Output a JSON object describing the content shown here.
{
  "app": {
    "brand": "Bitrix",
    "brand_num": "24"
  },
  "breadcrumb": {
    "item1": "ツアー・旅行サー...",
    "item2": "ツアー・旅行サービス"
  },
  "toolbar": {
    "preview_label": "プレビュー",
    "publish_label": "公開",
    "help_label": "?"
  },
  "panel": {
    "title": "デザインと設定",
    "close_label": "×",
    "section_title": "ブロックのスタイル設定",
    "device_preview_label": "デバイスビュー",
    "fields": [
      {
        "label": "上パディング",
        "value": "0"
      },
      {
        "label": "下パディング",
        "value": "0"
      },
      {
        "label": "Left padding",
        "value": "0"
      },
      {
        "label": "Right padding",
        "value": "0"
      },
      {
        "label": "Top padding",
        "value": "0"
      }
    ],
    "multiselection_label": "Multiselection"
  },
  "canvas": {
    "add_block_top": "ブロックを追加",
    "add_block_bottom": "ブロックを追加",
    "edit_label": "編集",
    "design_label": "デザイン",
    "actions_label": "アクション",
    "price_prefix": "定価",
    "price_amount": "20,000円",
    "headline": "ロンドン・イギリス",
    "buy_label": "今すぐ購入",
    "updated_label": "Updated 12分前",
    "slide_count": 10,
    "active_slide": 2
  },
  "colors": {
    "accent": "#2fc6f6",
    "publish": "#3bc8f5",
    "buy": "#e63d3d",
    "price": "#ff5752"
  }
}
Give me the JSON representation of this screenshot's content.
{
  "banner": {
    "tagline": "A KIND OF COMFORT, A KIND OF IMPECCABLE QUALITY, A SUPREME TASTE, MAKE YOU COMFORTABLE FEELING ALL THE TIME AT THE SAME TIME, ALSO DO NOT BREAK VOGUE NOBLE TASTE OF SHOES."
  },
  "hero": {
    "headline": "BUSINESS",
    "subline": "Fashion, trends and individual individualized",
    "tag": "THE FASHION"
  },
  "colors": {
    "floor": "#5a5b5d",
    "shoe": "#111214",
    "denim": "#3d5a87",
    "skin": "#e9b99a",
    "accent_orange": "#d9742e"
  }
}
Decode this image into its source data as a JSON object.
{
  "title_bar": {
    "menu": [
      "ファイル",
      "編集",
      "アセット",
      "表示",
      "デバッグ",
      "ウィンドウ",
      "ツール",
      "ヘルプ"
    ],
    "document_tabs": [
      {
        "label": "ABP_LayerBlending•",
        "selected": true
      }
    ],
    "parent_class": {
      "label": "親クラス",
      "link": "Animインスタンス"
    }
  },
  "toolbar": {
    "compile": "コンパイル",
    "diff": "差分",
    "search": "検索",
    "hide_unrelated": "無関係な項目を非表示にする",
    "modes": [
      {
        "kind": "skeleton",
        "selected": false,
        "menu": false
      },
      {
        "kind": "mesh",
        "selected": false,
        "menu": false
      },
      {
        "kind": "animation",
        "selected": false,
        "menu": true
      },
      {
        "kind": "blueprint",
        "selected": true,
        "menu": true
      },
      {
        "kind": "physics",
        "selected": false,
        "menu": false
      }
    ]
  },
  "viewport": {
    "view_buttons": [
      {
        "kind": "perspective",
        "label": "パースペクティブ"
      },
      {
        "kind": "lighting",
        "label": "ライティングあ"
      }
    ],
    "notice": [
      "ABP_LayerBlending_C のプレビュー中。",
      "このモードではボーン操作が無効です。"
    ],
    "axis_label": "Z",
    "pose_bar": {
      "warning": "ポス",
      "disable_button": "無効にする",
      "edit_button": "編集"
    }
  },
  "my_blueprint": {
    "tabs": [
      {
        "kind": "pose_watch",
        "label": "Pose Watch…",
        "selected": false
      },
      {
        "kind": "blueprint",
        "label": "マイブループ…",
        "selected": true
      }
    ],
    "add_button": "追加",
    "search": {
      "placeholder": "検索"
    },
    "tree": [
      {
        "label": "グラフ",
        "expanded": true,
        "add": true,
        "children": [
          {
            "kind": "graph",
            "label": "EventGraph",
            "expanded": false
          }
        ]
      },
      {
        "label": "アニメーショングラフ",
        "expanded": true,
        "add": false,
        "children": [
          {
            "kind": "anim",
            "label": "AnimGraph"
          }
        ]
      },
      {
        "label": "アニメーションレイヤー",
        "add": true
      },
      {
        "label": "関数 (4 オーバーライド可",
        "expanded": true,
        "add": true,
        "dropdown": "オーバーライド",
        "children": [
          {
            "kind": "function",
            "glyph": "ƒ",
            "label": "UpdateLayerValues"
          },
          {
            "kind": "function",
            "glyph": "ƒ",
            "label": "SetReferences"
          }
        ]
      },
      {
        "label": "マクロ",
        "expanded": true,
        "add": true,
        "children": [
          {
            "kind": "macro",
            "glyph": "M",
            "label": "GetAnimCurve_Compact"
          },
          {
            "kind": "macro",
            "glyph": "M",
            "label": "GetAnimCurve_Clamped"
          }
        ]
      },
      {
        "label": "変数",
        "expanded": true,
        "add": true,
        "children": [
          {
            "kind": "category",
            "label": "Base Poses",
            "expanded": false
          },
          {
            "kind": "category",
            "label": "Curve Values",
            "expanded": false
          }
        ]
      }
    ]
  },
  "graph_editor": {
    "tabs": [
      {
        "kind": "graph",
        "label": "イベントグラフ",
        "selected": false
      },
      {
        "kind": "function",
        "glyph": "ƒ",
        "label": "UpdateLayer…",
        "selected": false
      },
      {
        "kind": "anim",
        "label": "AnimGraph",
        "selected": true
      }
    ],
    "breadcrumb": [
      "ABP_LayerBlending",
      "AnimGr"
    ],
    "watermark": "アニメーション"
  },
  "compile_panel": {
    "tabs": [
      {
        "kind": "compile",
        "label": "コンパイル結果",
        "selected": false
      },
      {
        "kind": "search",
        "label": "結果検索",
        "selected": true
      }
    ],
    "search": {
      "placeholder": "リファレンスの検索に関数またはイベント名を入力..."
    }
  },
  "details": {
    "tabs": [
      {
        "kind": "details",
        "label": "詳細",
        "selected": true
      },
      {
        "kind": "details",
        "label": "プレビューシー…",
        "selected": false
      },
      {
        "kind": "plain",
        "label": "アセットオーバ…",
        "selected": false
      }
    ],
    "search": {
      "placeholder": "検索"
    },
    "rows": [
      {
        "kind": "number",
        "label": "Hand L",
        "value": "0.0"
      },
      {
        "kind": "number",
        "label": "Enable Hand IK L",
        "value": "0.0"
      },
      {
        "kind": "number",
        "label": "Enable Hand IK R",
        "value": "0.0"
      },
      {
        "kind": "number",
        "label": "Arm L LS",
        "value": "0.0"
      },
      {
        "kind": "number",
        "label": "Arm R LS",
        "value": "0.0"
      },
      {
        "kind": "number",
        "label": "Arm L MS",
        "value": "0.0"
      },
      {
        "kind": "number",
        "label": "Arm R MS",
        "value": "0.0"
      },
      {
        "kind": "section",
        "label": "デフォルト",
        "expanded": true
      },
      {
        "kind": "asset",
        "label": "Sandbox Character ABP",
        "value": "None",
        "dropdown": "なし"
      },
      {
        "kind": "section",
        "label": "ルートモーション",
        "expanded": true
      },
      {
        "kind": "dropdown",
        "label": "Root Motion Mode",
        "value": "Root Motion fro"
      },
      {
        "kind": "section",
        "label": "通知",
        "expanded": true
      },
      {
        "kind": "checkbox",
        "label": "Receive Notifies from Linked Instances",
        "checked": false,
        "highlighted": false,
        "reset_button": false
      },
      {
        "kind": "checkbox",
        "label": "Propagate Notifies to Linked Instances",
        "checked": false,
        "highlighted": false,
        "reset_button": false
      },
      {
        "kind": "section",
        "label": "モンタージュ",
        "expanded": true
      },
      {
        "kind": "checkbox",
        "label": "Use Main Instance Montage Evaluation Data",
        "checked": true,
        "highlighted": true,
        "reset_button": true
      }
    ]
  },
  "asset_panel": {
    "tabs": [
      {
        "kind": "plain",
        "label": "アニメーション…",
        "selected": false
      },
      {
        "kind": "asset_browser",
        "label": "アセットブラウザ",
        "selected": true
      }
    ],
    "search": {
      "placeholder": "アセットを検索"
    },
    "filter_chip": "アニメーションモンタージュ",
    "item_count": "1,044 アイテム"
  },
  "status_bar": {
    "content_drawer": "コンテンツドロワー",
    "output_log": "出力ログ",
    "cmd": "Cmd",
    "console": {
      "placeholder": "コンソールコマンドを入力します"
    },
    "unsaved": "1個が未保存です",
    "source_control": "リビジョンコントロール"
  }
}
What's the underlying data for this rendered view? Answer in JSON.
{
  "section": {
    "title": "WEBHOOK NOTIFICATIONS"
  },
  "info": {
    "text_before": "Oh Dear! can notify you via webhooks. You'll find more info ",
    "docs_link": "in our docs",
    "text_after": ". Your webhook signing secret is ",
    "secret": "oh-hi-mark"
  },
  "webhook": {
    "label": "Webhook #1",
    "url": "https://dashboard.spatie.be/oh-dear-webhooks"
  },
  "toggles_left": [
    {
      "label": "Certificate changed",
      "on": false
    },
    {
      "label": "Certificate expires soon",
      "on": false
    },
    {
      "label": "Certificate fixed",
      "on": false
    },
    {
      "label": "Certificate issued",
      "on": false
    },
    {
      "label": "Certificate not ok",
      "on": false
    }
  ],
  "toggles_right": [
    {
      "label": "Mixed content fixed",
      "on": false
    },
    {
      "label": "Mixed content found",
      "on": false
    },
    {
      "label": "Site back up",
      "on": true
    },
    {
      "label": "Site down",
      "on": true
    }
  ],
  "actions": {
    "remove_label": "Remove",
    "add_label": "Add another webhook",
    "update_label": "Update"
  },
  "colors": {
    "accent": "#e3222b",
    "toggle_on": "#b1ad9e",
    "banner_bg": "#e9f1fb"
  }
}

§ **Your goal**
Report all lines of the data that include the word "JSON".

§ **Result for this task**
Output a JSON object describing the content shown here.
Give me the JSON representation of this screenshot's content.
Decode this image into its source data as a JSON object.
What's the underlying data for this rendered view? Answer in JSON.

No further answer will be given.